Below is some material; transcribe all of it exactly.

RECORDS FOR PROCESSING:

◆ ◆ ◆

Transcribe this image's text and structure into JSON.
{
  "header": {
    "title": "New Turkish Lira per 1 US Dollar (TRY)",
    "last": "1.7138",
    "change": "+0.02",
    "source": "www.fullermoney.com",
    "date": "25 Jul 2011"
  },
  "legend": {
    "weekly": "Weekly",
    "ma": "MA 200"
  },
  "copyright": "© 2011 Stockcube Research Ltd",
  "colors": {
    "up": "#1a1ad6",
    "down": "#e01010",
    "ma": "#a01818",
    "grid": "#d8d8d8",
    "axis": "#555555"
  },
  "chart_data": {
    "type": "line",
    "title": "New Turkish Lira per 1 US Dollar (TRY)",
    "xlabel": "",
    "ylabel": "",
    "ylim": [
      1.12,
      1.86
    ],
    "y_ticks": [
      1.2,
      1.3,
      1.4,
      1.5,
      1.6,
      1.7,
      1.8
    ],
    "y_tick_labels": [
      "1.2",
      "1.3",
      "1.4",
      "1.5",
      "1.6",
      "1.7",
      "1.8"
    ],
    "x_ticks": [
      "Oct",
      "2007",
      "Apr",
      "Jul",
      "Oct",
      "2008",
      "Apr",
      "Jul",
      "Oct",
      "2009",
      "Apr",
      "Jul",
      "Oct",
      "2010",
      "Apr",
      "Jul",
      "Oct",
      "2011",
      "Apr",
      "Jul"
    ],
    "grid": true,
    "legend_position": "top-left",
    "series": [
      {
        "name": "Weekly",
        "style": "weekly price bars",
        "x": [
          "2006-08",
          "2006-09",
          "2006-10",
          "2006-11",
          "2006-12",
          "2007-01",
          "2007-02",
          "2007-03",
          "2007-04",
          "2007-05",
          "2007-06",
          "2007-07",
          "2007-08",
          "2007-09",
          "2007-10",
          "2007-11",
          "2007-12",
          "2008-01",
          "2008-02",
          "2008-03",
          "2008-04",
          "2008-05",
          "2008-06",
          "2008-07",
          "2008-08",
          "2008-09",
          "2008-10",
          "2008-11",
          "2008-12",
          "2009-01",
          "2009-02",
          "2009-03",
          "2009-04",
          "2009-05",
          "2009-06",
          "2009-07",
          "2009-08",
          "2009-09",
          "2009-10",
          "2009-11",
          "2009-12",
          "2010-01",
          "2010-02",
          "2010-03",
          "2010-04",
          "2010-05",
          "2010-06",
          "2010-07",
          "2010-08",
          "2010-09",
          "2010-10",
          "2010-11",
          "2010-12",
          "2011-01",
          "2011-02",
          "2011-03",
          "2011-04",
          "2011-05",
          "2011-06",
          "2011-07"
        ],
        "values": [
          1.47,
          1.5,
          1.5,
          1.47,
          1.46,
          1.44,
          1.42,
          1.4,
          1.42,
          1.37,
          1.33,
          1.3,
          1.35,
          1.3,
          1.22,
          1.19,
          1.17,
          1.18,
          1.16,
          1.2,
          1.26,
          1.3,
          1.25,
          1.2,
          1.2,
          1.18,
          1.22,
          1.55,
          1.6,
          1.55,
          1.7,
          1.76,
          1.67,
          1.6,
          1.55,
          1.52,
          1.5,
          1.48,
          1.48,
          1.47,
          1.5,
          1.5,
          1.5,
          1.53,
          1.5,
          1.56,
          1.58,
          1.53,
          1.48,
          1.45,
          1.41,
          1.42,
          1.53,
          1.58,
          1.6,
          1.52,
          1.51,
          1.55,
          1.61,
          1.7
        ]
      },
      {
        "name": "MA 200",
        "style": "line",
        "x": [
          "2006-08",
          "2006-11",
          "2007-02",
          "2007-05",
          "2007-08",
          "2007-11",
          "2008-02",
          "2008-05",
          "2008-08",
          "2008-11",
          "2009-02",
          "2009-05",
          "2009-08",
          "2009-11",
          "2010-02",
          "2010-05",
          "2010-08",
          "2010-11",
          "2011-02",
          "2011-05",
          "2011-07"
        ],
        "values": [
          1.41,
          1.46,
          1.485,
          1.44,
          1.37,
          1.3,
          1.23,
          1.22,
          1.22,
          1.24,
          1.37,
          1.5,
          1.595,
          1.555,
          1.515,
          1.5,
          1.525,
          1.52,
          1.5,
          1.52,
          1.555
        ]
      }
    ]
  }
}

◆ ◆ ◆

ANSWER TO THIS TASK:
Transcribe this image's text and structure into JSON.
{
  "header": {
    "title": "New Turkish Lira per 1 US Dollar (TRY)",
    "last": "1.7138",
    "change": "+0.02",
    "source": "www.fullermoney.com",
    "date": "25 Jul 2011"
  },
  "legend": {
    "weekly": "Weekly",
    "ma": "MA 200"
  },
  "copyright": "© 2011 Stockcube Research Ltd",
  "colors": {
    "up": "#1a1ad6",
    "down": "#e01010",
    "ma": "#a01818",
    "grid": "#d8d8d8",
    "axis": "#555555"
  },
  "chart_data": {
    "type": "line",
    "title": "New Turkish Lira per 1 US Dollar (TRY)",
    "xlabel": "",
    "ylabel": "",
    "ylim": [
      1.12,
      1.86
    ],
    "y_ticks": [
      1.2,
      1.3,
      1.4,
      1.5,
      1.6,
      1.7,
      1.8
    ],
    "y_tick_labels": [
      "1.2",
      "1.3",
      "1.4",
      "1.5",
      "1.6",
      "1.7",
      "1.8"
    ],
    "x_ticks": [
      "Oct",
      "2007",
      "Apr",
      "Jul",
      "Oct",
      "2008",
      "Apr",
      "Jul",
      "Oct",
      "2009",
      "Apr",
      "Jul",
      "Oct",
      "2010",
      "Apr",
      "Jul",
      "Oct",
      "2011",
      "Apr",
      "Jul"
    ],
    "grid": true,
    "legend_position": "top-left",
    "series": [
      {
        "name": "Weekly",
        "style": "weekly price bars",
        "x": [
          "2006-08",
          "2006-09",
          "2006-10",
          "2006-11",
          "2006-12",
          "2007-01",
          "2007-02",
          "2007-03",
          "2007-04",
          "2007-05",
          "2007-06",
          "2007-07",
          "2007-08",
          "2007-09",
          "2007-10",
          "2007-11",
          "2007-12",
          "2008-01",
          "2008-02",
          "2008-03",
          "2008-04",
          "2008-05",
          "2008-06",
          "2008-07",
          "2008-08",
          "2008-09",
          "2008-10",
          "2008-11",
          "2008-12",
          "2009-01",
          "2009-02",
          "2009-03",
          "2009-04",
          "2009-05",
          "2009-06",
          "2009-07",
          "2009-08",
          "2009-09",
          "2009-10",
          "2009-11",
          "2009-12",
          "2010-01",
          "2010-02",
          "2010-03",
          "2010-04",
          "2010-05",
          "2010-06",
          "2010-07",
          "2010-08",
          "2010-09",
          "2010-10",
          "2010-11",
          "2010-12",
          "2011-01",
          "2011-02",
          "2011-03",
          "2011-04",
          "2011-05",
          "2011-06",
          "2011-07"
        ],
        "values": [
          1.47,
          1.5,
          1.5,
          1.47,
          1.46,
          1.44,
          1.42,
          1.4,
          1.42,
          1.37,
          1.33,
          1.3,
          1.35,
          1.3,
          1.22,
          1.19,
          1.17,
          1.18,
          1.16,
          1.2,
          1.26,
          1.3,
          1.25,
          1.2,
          1.2,
          1.18,
          1.22,
          1.55,
          1.6,
          1.55,
          1.7,
          1.76,
          1.67,
          1.6,
          1.55,
          1.52,
          1.5,
          1.48,
          1.48,
          1.47,
          1.5,
          1.5,
          1.5,
          1.53,
          1.5,
          1.56,
          1.58,
          1.53,
          1.48,
          1.45,
          1.41,
          1.42,
          1.53,
          1.58,
          1.6,
          1.52,
          1.51,
          1.55,
          1.61,
          1.7
        ]
      },
      {
        "name": "MA 200",
        "style": "line",
        "x": [
          "2006-08",
          "2006-11",
          "2007-02",
          "2007-05",
          "2007-08",
          "2007-11",
          "2008-02",
          "2008-05",
          "2008-08",
          "2008-11",
          "2009-02",
          "2009-05",
          "2009-08",
          "2009-11",
          "2010-02",
          "2010-05",
          "2010-08",
          "2010-11",
          "2011-02",
          "2011-05",
          "2011-07"
        ],
        "values": [
          1.41,
          1.46,
          1.485,
          1.44,
          1.37,
          1.3,
          1.23,
          1.22,
          1.22,
          1.24,
          1.37,
          1.5,
          1.595,
          1.555,
          1.515,
          1.5,
          1.525,
          1.52,
          1.5,
          1.52,
          1.555
        ]
      }
    ]
  }
}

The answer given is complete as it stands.